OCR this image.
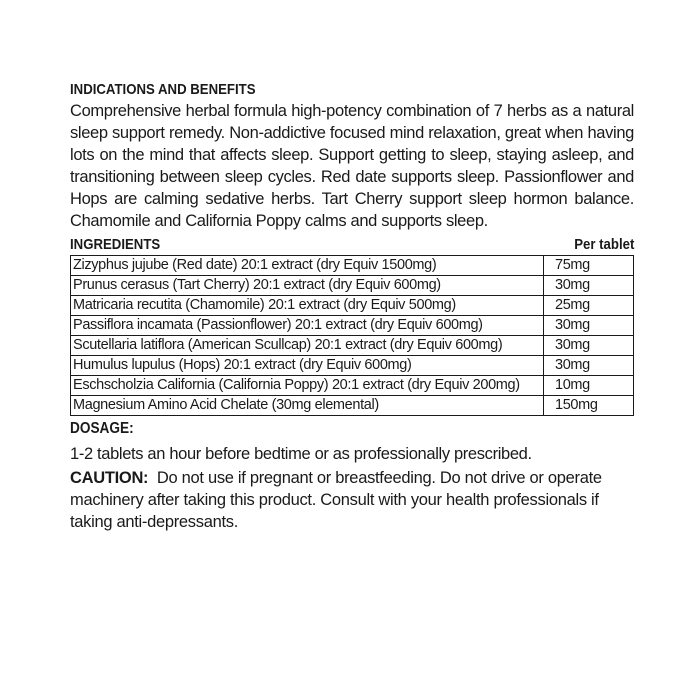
INDICATIONS AND BENEFITS
Comprehensive herbal formula high-potency combination of 7 herbs as a natural sleep support remedy. Non-addictive focused mind relaxation, great when having lots on the mind that affects sleep. Support getting to sleep, staying asleep, and transitioning between sleep cycles. Red date supports sleep. Passionflower and Hops are calming sedative herbs. Tart Cherry support sleep hormon balance. Chamomile and California Poppy calms and supports sleep.
INGREDIENTS	Per tablet
Zizyphus jujube (Red date) 20:1 extract (dry Equiv 1500mg)	75mg
Prunus cerasus (Tart Cherry) 20:1 extract (dry Equiv 600mg)	30mg
Matricaria recutita (Chamomile) 20:1 extract (dry Equiv 500mg)	25mg
Passiflora incamata (Passionflower) 20:1 extract (dry Equiv 600mg)	30mg
Scutellaria latiflora (American Scullcap) 20:1 extract (dry Equiv 600mg)	30mg
Humulus lupulus (Hops) 20:1 extract (dry Equiv 600mg)	30mg
Eschscholzia California (California Poppy) 20:1 extract (dry Equiv 200mg)	10mg
Magnesium Amino Acid Chelate (30mg elemental)	150mg
DOSAGE:
1-2 tablets an hour before bedtime or as professionally prescribed.
CAUTION: Do not use if pregnant or breastfeeding. Do not drive or operate machinery after taking this product. Consult with your health professionals if taking anti-depressants.
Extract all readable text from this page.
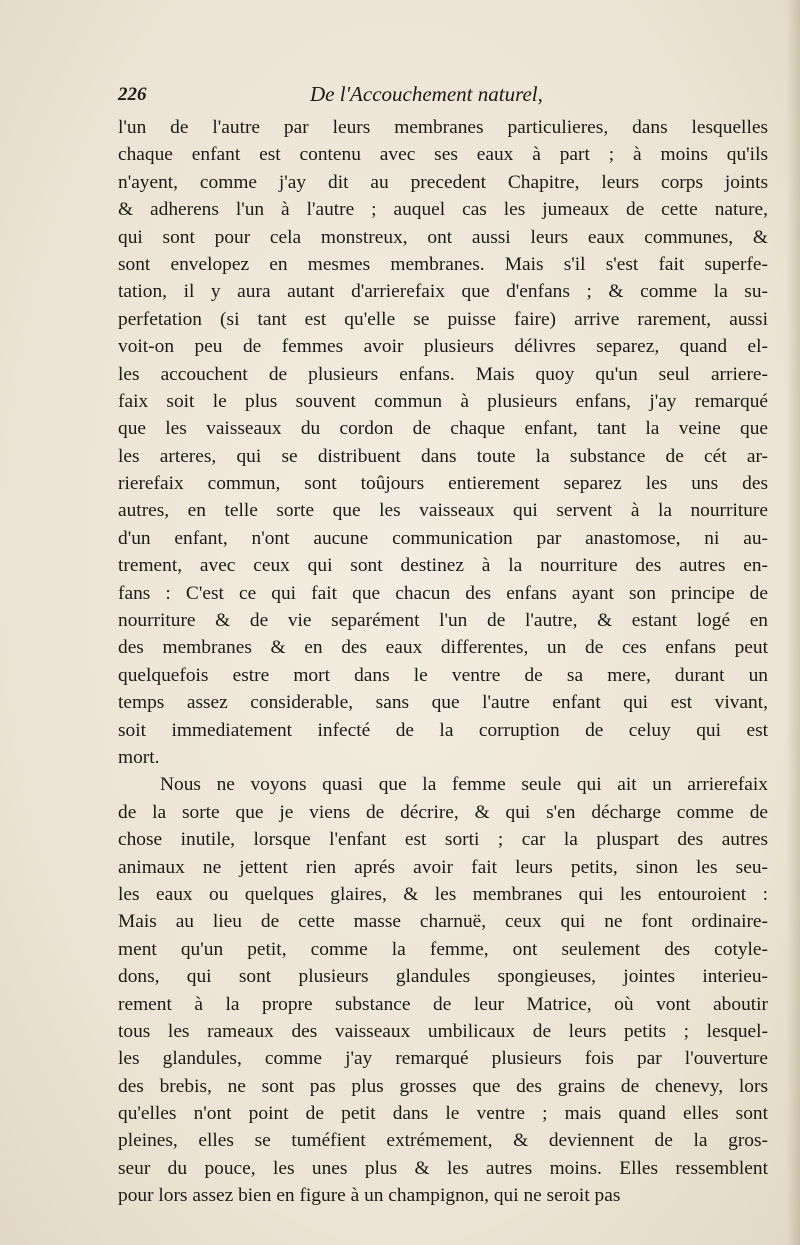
226	De l'Accouchement naturel,
l'un de l'autre par leurs membranes particulieres, dans lesquelles
chaque enfant est contenu avec ses eaux à part ; à moins qu'ils
n'ayent, comme j'ay dit au precedent Chapitre, leurs corps joints
& adherens l'un à l'autre ; auquel cas les jumeaux de cette nature,
qui sont pour cela monstreux, ont aussi leurs eaux communes, &
sont envelopez en mesmes membranes. Mais s'il s'est fait superfe-
tation, il y aura autant d'arrierefaix que d'enfans ; & comme la su-
perfetation (si tant est qu'elle se puisse faire) arrive rarement, aussi
voit-on peu de femmes avoir plusieurs délivres separez, quand el-
les accouchent de plusieurs enfans. Mais quoy qu'un seul arriere-
faix soit le plus souvent commun à plusieurs enfans, j'ay remarqué
que les vaisseaux du cordon de chaque enfant, tant la veine que
les arteres, qui se distribuent dans toute la substance de cét ar-
rierefaix commun, sont toûjours entierement separez les uns des
autres, en telle sorte que les vaisseaux qui servent à la nourriture
d'un enfant, n'ont aucune communication par anastomose, ni au-
trement, avec ceux qui sont destinez à la nourriture des autres en-
fans : C'est ce qui fait que chacun des enfans ayant son principe de
nourriture & de vie separément l'un de l'autre, & estant logé en
des membranes & en des eaux differentes, un de ces enfans peut
quelquefois estre mort dans le ventre de sa mere, durant un
temps assez considerable, sans que l'autre enfant qui est vivant,
soit immediatement infecté de la corruption de celuy qui est
mort.
Nous ne voyons quasi que la femme seule qui ait un arrierefaix
de la sorte que je viens de décrire, & qui s'en décharge comme de
chose inutile, lorsque l'enfant est sorti ; car la pluspart des autres
animaux ne jettent rien aprés avoir fait leurs petits, sinon les seu-
les eaux ou quelques glaires, & les membranes qui les entouroient :
Mais au lieu de cette masse charnuë, ceux qui ne font ordinaire-
ment qu'un petit, comme la femme, ont seulement des cotyle-
dons, qui sont plusieurs glandules spongieuses, jointes interieu-
rement à la propre substance de leur Matrice, où vont aboutir
tous les rameaux des vaisseaux umbilicaux de leurs petits ; lesquel-
les glandules, comme j'ay remarqué plusieurs fois par l'ouverture
des brebis, ne sont pas plus grosses que des grains de chenevy, lors
qu'elles n'ont point de petit dans le ventre ; mais quand elles sont
pleines, elles se tuméfient extrémement, & deviennent de la gros-
seur du pouce, les unes plus & les autres moins. Elles ressemblent
pour lors assez bien en figure à un champignon, qui ne seroit pas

------------------------

## [Set problem]
Transcribe all of the entries word for word, but skip any pictures they contain.

## [The response]
OCR this image.
INDICATIONS AND BENEFITS
Comprehensive herbal formula high-potency combination of 7 herbs as a natural sleep support remedy. Non-addictive focused mind relaxation, great when having lots on the mind that affects sleep. Support getting to sleep, staying asleep, and transitioning between sleep cycles. Red date supports sleep. Passionflower and Hops are calming sedative herbs. Tart Cherry support sleep hormon balance. Chamomile and California Poppy calms and supports sleep.
INGREDIENTS	Per tablet
Zizyphus jujube (Red date) 20:1 extract (dry Equiv 1500mg)	75mg
Prunus cerasus (Tart Cherry) 20:1 extract (dry Equiv 600mg)	30mg
Matricaria recutita (Chamomile) 20:1 extract (dry Equiv 500mg)	25mg
Passiflora incamata (Passionflower) 20:1 extract (dry Equiv 600mg)	30mg
Scutellaria latiflora (American Scullcap) 20:1 extract (dry Equiv 600mg)	30mg
Humulus lupulus (Hops) 20:1 extract (dry Equiv 600mg)	30mg
Eschscholzia California (California Poppy) 20:1 extract (dry Equiv 200mg)	10mg
Magnesium Amino Acid Chelate (30mg elemental)	150mg
DOSAGE:
1-2 tablets an hour before bedtime or as professionally prescribed.
CAUTION: Do not use if pregnant or breastfeeding. Do not drive or operate machinery after taking this product. Consult with your health professionals if taking anti-depressants.
Extract all readable text from this page.
226	De l'Accouchement naturel,
l'un de l'autre par leurs membranes particulieres, dans lesquelles
chaque enfant est contenu avec ses eaux à part ; à moins qu'ils
n'ayent, comme j'ay dit au precedent Chapitre, leurs corps joints
& adherens l'un à l'autre ; auquel cas les jumeaux de cette nature,
qui sont pour cela monstreux, ont aussi leurs eaux communes, &
sont envelopez en mesmes membranes. Mais s'il s'est fait superfe-
tation, il y aura autant d'arrierefaix que d'enfans ; & comme la su-
perfetation (si tant est qu'elle se puisse faire) arrive rarement, aussi
voit-on peu de femmes avoir plusieurs délivres separez, quand el-
les accouchent de plusieurs enfans. Mais quoy qu'un seul arriere-
faix soit le plus souvent commun à plusieurs enfans, j'ay remarqué
que les vaisseaux du cordon de chaque enfant, tant la veine que
les arteres, qui se distribuent dans toute la substance de cét ar-
rierefaix commun, sont toûjours entierement separez les uns des
autres, en telle sorte que les vaisseaux qui servent à la nourriture
d'un enfant, n'ont aucune communication par anastomose, ni au-
trement, avec ceux qui sont destinez à la nourriture des autres en-
fans : C'est ce qui fait que chacun des enfans ayant son principe de
nourriture & de vie separément l'un de l'autre, & estant logé en
des membranes & en des eaux differentes, un de ces enfans peut
quelquefois estre mort dans le ventre de sa mere, durant un
temps assez considerable, sans que l'autre enfant qui est vivant,
soit immediatement infecté de la corruption de celuy qui est
mort.
Nous ne voyons quasi que la femme seule qui ait un arrierefaix
de la sorte que je viens de décrire, & qui s'en décharge comme de
chose inutile, lorsque l'enfant est sorti ; car la pluspart des autres
animaux ne jettent rien aprés avoir fait leurs petits, sinon les seu-
les eaux ou quelques glaires, & les membranes qui les entouroient :
Mais au lieu de cette masse charnuë, ceux qui ne font ordinaire-
ment qu'un petit, comme la femme, ont seulement des cotyle-
dons, qui sont plusieurs glandules spongieuses, jointes interieu-
rement à la propre substance de leur Matrice, où vont aboutir
tous les rameaux des vaisseaux umbilicaux de leurs petits ; lesquel-
les glandules, comme j'ay remarqué plusieurs fois par l'ouverture
des brebis, ne sont pas plus grosses que des grains de chenevy, lors
qu'elles n'ont point de petit dans le ventre ; mais quand elles sont
pleines, elles se tuméfient extrémement, & deviennent de la gros-
seur du pouce, les unes plus & les autres moins. Elles ressemblent
pour lors assez bien en figure à un champignon, qui ne seroit pas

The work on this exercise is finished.